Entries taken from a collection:
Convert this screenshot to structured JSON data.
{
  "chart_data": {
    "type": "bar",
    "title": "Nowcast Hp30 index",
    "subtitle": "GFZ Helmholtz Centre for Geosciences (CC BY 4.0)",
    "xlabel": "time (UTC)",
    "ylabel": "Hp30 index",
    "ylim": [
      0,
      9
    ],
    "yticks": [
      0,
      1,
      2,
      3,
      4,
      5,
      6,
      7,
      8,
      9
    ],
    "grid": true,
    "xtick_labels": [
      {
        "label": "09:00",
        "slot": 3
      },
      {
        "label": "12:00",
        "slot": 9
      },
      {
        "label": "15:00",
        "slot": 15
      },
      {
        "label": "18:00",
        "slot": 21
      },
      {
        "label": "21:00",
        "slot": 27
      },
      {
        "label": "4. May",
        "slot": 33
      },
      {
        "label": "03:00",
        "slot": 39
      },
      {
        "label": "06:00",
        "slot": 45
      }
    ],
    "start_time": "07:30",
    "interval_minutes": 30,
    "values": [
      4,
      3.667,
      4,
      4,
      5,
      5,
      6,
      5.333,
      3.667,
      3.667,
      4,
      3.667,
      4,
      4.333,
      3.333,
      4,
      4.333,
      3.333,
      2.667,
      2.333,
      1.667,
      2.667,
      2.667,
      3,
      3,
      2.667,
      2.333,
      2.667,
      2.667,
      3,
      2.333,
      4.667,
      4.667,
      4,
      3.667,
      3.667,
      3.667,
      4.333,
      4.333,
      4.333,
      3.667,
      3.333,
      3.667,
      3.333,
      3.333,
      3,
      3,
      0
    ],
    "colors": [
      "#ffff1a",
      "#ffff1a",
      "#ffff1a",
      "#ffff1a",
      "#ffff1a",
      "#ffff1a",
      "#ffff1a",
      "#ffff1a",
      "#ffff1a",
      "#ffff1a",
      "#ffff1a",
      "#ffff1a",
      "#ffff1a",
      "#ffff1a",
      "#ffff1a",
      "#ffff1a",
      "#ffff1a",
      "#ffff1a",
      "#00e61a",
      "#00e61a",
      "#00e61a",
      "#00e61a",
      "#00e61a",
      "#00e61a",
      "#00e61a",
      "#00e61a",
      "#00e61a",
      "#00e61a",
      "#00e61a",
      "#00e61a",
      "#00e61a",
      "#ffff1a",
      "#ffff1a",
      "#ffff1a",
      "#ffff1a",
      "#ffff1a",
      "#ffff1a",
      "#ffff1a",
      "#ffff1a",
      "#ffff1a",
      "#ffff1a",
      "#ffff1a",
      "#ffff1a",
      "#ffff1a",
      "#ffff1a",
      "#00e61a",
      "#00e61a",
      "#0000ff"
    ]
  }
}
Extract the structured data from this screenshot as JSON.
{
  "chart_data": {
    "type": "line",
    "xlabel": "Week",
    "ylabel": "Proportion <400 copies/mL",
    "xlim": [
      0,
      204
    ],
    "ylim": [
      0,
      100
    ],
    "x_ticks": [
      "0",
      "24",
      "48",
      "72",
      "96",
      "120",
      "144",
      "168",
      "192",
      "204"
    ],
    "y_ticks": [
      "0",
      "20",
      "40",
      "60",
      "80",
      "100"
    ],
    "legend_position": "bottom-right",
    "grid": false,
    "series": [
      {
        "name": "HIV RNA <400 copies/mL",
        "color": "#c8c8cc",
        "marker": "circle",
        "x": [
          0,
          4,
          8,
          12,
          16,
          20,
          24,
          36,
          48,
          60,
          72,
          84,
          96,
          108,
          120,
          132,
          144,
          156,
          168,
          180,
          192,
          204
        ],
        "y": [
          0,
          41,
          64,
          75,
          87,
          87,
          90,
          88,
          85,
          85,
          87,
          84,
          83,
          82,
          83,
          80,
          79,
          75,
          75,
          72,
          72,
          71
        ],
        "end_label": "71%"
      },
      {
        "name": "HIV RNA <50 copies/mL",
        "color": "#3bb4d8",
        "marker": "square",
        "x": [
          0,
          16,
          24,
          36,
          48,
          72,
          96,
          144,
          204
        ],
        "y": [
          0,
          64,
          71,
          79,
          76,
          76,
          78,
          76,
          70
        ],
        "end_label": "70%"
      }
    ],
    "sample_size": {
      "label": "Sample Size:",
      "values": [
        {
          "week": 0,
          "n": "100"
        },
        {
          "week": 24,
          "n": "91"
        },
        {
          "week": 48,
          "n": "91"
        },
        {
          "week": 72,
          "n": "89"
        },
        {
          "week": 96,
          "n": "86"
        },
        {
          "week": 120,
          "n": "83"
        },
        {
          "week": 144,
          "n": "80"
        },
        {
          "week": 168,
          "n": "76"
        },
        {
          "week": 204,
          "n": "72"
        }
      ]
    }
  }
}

WHAT IS ASKED: Print out all the entries precisely as written.

RESULT:
Convert this screenshot to structured JSON data.
{
  "chart_data": {
    "type": "bar",
    "title": "Nowcast Hp30 index",
    "subtitle": "GFZ Helmholtz Centre for Geosciences (CC BY 4.0)",
    "xlabel": "time (UTC)",
    "ylabel": "Hp30 index",
    "ylim": [
      0,
      9
    ],
    "yticks": [
      0,
      1,
      2,
      3,
      4,
      5,
      6,
      7,
      8,
      9
    ],
    "grid": true,
    "xtick_labels": [
      {
        "label": "09:00",
        "slot": 3
      },
      {
        "label": "12:00",
        "slot": 9
      },
      {
        "label": "15:00",
        "slot": 15
      },
      {
        "label": "18:00",
        "slot": 21
      },
      {
        "label": "21:00",
        "slot": 27
      },
      {
        "label": "4. May",
        "slot": 33
      },
      {
        "label": "03:00",
        "slot": 39
      },
      {
        "label": "06:00",
        "slot": 45
      }
    ],
    "start_time": "07:30",
    "interval_minutes": 30,
    "values": [
      4,
      3.667,
      4,
      4,
      5,
      5,
      6,
      5.333,
      3.667,
      3.667,
      4,
      3.667,
      4,
      4.333,
      3.333,
      4,
      4.333,
      3.333,
      2.667,
      2.333,
      1.667,
      2.667,
      2.667,
      3,
      3,
      2.667,
      2.333,
      2.667,
      2.667,
      3,
      2.333,
      4.667,
      4.667,
      4,
      3.667,
      3.667,
      3.667,
      4.333,
      4.333,
      4.333,
      3.667,
      3.333,
      3.667,
      3.333,
      3.333,
      3,
      3,
      0
    ],
    "colors": [
      "#ffff1a",
      "#ffff1a",
      "#ffff1a",
      "#ffff1a",
      "#ffff1a",
      "#ffff1a",
      "#ffff1a",
      "#ffff1a",
      "#ffff1a",
      "#ffff1a",
      "#ffff1a",
      "#ffff1a",
      "#ffff1a",
      "#ffff1a",
      "#ffff1a",
      "#ffff1a",
      "#ffff1a",
      "#ffff1a",
      "#00e61a",
      "#00e61a",
      "#00e61a",
      "#00e61a",
      "#00e61a",
      "#00e61a",
      "#00e61a",
      "#00e61a",
      "#00e61a",
      "#00e61a",
      "#00e61a",
      "#00e61a",
      "#00e61a",
      "#ffff1a",
      "#ffff1a",
      "#ffff1a",
      "#ffff1a",
      "#ffff1a",
      "#ffff1a",
      "#ffff1a",
      "#ffff1a",
      "#ffff1a",
      "#ffff1a",
      "#ffff1a",
      "#ffff1a",
      "#ffff1a",
      "#ffff1a",
      "#00e61a",
      "#00e61a",
      "#0000ff"
    ]
  }
}
Extract the structured data from this screenshot as JSON.
{
  "chart_data": {
    "type": "line",
    "xlabel": "Week",
    "ylabel": "Proportion <400 copies/mL",
    "xlim": [
      0,
      204
    ],
    "ylim": [
      0,
      100
    ],
    "x_ticks": [
      "0",
      "24",
      "48",
      "72",
      "96",
      "120",
      "144",
      "168",
      "192",
      "204"
    ],
    "y_ticks": [
      "0",
      "20",
      "40",
      "60",
      "80",
      "100"
    ],
    "legend_position": "bottom-right",
    "grid": false,
    "series": [
      {
        "name": "HIV RNA <400 copies/mL",
        "color": "#c8c8cc",
        "marker": "circle",
        "x": [
          0,
          4,
          8,
          12,
          16,
          20,
          24,
          36,
          48,
          60,
          72,
          84,
          96,
          108,
          120,
          132,
          144,
          156,
          168,
          180,
          192,
          204
        ],
        "y": [
          0,
          41,
          64,
          75,
          87,
          87,
          90,
          88,
          85,
          85,
          87,
          84,
          83,
          82,
          83,
          80,
          79,
          75,
          75,
          72,
          72,
          71
        ],
        "end_label": "71%"
      },
      {
        "name": "HIV RNA <50 copies/mL",
        "color": "#3bb4d8",
        "marker": "square",
        "x": [
          0,
          16,
          24,
          36,
          48,
          72,
          96,
          144,
          204
        ],
        "y": [
          0,
          64,
          71,
          79,
          76,
          76,
          78,
          76,
          70
        ],
        "end_label": "70%"
      }
    ],
    "sample_size": {
      "label": "Sample Size:",
      "values": [
        {
          "week": 0,
          "n": "100"
        },
        {
          "week": 24,
          "n": "91"
        },
        {
          "week": 48,
          "n": "91"
        },
        {
          "week": 72,
          "n": "89"
        },
        {
          "week": 96,
          "n": "86"
        },
        {
          "week": 120,
          "n": "83"
        },
        {
          "week": 144,
          "n": "80"
        },
        {
          "week": 168,
          "n": "76"
        },
        {
          "week": 204,
          "n": "72"
        }
      ]
    }
  }
}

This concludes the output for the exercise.